__Stated exercise__. Find "Enumerate this screenshot's" in the data, then restate the line it sits in and every later line word for word, ending with the last line.

__Given data__.
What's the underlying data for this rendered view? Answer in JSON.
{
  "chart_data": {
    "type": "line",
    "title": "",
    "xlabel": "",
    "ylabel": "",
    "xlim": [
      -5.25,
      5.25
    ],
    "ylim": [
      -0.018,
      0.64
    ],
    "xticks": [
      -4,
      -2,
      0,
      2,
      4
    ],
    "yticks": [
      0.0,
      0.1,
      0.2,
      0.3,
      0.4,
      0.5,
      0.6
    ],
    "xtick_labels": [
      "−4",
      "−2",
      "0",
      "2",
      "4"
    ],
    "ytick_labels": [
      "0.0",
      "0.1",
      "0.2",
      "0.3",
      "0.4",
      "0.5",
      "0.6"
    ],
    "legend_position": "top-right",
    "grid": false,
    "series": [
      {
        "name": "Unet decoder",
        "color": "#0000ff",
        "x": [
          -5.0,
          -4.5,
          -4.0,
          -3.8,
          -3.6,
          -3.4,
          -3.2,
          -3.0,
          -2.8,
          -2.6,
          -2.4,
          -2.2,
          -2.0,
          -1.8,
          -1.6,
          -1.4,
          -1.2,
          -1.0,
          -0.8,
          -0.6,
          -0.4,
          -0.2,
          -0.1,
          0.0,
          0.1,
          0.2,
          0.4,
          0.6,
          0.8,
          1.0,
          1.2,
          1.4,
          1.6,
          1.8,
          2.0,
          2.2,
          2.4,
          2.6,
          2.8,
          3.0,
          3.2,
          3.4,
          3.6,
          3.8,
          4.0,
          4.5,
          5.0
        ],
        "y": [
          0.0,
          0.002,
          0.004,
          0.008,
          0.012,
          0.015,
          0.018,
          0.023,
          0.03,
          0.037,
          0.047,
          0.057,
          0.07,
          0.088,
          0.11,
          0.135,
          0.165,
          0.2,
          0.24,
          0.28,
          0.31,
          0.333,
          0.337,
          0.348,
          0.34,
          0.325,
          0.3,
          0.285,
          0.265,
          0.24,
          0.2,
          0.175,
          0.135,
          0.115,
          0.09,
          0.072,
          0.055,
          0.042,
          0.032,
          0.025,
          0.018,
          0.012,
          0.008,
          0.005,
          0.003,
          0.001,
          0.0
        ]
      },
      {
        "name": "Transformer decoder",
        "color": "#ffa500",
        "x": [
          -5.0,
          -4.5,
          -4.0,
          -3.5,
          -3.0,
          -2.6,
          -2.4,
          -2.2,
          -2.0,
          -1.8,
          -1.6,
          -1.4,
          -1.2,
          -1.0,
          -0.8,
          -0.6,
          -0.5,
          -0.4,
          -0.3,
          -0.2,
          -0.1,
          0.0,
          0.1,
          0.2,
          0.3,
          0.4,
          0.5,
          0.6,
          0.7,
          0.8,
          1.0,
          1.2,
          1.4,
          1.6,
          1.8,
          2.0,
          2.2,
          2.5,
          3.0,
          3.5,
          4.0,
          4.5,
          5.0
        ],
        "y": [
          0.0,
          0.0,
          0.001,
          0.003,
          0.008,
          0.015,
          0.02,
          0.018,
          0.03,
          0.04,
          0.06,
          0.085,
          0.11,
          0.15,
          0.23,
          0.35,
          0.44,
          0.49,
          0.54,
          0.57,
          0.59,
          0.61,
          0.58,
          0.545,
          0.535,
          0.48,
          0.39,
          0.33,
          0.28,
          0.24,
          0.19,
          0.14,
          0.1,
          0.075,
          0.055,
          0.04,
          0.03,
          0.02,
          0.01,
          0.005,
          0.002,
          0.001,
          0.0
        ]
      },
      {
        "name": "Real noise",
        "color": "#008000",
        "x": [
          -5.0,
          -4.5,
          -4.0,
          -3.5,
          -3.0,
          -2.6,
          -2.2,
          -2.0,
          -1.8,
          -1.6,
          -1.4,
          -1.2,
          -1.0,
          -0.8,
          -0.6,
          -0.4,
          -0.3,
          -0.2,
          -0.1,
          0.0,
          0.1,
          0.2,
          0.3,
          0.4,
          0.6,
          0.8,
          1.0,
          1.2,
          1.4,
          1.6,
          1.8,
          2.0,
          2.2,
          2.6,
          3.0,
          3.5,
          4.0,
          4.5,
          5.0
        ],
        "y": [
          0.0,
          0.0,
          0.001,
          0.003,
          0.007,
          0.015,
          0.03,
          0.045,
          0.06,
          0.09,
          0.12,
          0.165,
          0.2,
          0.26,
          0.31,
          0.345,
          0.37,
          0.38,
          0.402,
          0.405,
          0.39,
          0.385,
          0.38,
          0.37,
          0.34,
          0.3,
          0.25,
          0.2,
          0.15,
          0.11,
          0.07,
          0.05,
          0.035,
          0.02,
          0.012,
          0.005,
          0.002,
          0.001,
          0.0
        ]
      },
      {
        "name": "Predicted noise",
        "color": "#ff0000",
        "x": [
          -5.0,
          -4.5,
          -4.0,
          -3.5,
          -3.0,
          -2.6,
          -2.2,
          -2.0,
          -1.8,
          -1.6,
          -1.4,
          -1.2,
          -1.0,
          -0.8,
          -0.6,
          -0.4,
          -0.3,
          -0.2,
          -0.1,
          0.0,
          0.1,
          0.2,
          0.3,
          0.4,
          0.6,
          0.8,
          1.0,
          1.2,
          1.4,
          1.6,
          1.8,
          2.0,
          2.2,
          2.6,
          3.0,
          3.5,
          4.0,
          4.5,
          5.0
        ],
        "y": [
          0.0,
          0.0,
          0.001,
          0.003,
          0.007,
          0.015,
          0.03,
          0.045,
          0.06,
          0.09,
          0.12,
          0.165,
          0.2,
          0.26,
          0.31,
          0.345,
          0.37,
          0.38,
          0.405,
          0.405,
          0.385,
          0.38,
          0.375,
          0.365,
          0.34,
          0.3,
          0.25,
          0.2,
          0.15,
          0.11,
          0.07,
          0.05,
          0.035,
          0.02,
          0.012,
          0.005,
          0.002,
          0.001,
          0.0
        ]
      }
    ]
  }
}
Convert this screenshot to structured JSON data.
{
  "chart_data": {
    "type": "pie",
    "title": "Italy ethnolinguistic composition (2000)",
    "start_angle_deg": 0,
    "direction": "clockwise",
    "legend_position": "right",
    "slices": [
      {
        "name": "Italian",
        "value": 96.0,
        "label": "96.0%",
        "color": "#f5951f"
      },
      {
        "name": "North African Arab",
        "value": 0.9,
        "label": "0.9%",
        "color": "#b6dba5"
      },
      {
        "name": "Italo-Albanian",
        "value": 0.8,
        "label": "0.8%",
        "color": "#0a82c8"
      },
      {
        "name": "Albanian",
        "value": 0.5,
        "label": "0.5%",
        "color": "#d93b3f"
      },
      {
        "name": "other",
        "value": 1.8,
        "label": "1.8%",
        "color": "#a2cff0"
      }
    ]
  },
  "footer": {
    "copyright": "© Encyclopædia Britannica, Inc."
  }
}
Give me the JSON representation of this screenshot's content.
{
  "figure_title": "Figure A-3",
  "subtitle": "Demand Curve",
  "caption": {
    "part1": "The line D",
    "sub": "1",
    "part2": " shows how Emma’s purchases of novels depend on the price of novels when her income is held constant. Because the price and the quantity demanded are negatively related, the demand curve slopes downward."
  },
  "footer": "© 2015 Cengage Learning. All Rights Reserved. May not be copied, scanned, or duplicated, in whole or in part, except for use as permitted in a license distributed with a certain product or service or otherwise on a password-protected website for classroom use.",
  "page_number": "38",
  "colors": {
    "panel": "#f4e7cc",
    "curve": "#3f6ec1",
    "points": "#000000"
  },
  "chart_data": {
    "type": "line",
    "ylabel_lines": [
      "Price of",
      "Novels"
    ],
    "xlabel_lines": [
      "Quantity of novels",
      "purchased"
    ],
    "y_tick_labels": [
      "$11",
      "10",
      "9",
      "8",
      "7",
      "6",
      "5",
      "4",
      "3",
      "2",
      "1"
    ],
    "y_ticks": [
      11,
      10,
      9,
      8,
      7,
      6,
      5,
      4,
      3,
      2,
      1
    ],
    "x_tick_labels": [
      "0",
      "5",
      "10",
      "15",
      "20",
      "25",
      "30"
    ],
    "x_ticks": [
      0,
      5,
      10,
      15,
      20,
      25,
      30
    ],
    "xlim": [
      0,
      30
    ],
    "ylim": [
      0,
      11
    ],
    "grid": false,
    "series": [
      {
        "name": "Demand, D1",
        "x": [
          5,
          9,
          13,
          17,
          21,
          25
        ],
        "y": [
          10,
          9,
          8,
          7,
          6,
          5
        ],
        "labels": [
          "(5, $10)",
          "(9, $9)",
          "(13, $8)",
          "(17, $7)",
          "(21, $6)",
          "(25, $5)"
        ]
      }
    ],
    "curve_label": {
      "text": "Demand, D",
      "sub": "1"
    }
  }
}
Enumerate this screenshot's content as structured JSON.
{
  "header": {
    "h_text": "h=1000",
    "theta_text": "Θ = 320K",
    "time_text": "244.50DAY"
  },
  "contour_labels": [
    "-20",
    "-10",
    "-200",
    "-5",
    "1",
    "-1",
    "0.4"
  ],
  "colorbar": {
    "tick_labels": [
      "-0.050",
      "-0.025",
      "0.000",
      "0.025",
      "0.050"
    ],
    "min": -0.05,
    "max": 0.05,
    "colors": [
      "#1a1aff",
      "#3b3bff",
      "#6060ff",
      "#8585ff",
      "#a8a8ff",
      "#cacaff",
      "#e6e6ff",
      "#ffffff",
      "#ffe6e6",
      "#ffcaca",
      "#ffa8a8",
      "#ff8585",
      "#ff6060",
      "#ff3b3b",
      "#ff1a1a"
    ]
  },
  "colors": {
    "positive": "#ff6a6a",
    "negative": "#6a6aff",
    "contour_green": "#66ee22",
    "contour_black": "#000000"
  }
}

__Written response__.
Enumerate this screenshot's content as structured JSON.
{
  "header": {
    "h_text": "h=1000",
    "theta_text": "Θ = 320K",
    "time_text": "244.50DAY"
  },
  "contour_labels": [
    "-20",
    "-10",
    "-200",
    "-5",
    "1",
    "-1",
    "0.4"
  ],
  "colorbar": {
    "tick_labels": [
      "-0.050",
      "-0.025",
      "0.000",
      "0.025",
      "0.050"
    ],
    "min": -0.05,
    "max": 0.05,
    "colors": [
      "#1a1aff",
      "#3b3bff",
      "#6060ff",
      "#8585ff",
      "#a8a8ff",
      "#cacaff",
      "#e6e6ff",
      "#ffffff",
      "#ffe6e6",
      "#ffcaca",
      "#ffa8a8",
      "#ff8585",
      "#ff6060",
      "#ff3b3b",
      "#ff1a1a"
    ]
  },
  "colors": {
    "positive": "#ff6a6a",
    "negative": "#6a6aff",
    "contour_green": "#66ee22",
    "contour_black": "#000000"
  }
}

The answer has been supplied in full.